Scan the entries below for the word "ever". Copy each line that has it.

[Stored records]

## Begin

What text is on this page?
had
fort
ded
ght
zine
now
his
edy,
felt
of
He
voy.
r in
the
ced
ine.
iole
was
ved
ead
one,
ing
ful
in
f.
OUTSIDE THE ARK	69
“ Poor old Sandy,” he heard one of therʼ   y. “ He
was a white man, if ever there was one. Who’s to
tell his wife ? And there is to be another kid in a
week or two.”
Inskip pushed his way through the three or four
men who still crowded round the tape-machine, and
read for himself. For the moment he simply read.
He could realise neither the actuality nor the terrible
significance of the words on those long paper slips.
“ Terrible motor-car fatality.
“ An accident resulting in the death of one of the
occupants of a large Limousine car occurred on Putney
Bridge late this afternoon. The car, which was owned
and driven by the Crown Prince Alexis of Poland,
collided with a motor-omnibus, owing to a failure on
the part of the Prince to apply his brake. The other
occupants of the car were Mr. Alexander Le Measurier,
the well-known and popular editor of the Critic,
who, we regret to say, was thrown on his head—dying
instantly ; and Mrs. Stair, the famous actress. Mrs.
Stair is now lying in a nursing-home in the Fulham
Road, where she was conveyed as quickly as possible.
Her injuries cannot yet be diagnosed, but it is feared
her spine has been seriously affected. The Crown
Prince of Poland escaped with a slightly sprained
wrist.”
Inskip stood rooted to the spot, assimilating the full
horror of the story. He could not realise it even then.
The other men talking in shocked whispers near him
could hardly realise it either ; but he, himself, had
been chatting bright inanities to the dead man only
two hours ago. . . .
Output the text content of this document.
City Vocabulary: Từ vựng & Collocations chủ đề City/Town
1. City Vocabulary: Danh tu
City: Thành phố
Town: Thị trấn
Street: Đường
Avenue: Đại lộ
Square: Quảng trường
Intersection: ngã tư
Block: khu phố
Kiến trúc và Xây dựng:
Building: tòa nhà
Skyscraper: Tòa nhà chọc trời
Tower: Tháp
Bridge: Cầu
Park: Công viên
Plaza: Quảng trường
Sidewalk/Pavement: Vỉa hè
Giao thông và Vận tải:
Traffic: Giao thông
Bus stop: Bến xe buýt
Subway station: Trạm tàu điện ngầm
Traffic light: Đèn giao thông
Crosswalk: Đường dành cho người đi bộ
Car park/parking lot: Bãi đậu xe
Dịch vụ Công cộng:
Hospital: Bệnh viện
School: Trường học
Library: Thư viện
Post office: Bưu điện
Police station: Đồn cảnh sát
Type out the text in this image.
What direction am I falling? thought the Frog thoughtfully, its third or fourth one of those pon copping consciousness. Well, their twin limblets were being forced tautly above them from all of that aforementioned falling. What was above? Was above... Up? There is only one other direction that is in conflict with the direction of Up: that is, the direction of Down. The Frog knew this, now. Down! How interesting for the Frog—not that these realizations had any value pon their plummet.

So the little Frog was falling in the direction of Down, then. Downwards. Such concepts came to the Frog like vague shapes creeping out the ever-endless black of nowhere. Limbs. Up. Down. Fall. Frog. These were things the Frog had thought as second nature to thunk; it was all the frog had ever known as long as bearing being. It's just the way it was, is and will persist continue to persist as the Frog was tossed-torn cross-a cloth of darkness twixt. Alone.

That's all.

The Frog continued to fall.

## End

**Expected answer**:
was a white man, if ever there was one. Who’s to
So the little Frog was falling in the direction of Down, then. Downwards. Such concepts came to the Frog like vague shapes creeping out the ever-endless black of nowhere. Limbs. Up. Down. Fall. Frog. These were things the Frog had thought as second nature to thunk; it was all the frog had ever known as long as bearing being. It's just the way it was, is and will persist continue to persist as the Frog was tossed-torn cross-a cloth of darkness twixt. Alone.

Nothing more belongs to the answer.